--- Work instructions ---
Scan the listing below and copy every line holding "JSON".

--- Data shown ---

-- begin --

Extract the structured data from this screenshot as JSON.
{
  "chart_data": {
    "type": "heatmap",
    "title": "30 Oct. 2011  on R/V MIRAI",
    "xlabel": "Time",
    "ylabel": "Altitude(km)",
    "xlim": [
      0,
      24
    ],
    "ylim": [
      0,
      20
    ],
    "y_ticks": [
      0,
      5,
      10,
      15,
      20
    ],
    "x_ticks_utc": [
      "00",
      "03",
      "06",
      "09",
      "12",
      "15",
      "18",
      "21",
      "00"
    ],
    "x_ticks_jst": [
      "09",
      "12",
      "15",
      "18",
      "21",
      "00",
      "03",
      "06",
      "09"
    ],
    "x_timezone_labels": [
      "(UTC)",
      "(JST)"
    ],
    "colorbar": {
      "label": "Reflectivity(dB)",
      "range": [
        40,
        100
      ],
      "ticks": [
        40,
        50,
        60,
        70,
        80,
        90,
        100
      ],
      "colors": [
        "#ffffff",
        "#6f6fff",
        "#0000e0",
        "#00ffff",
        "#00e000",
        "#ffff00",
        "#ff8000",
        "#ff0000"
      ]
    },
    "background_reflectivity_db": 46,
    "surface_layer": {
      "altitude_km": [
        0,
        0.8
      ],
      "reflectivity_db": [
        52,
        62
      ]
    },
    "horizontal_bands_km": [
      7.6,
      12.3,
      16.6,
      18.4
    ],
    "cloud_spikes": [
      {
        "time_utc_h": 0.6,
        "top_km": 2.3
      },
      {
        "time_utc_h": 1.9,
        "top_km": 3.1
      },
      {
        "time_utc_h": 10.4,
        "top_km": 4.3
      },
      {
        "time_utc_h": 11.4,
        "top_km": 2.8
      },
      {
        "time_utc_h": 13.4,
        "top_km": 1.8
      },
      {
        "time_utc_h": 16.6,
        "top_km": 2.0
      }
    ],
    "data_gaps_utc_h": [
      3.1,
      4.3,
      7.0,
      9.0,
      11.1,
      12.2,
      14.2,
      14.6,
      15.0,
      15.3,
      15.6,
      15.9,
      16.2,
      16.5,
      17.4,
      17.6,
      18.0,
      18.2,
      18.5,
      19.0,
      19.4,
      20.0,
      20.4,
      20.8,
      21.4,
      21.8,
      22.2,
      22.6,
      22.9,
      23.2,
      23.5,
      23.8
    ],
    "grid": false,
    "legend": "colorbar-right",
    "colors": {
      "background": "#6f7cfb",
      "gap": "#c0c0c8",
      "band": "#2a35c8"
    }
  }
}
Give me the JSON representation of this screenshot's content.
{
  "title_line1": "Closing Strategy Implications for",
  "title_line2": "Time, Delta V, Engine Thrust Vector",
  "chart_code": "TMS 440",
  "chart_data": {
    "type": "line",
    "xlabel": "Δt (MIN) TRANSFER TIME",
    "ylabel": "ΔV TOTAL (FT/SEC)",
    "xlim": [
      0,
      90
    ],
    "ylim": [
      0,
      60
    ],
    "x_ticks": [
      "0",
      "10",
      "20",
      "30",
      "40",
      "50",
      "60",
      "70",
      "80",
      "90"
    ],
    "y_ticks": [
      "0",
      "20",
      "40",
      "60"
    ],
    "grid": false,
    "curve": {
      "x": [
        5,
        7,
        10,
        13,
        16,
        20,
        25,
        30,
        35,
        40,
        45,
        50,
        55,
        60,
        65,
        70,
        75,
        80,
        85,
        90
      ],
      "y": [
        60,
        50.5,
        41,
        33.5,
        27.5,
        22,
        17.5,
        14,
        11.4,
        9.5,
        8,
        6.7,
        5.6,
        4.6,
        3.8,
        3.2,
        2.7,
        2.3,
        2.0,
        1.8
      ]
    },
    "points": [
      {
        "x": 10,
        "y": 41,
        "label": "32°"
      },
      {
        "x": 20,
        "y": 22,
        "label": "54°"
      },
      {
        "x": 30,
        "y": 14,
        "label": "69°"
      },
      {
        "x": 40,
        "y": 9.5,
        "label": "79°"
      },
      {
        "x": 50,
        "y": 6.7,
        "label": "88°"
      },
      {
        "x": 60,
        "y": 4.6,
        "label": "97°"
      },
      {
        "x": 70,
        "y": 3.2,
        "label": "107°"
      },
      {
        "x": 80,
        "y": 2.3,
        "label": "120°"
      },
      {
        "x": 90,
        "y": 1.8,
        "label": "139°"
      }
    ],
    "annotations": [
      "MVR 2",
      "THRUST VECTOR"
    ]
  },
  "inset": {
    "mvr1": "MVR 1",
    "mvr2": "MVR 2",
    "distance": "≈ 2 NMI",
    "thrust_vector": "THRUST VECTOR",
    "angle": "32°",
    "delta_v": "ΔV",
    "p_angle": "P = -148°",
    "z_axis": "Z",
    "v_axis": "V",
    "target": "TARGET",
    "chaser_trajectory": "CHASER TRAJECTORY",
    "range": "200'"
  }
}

-- end --

--- Exercise result ---
Extract the structured data from this screenshot as JSON.
Give me the JSON representation of this screenshot's content.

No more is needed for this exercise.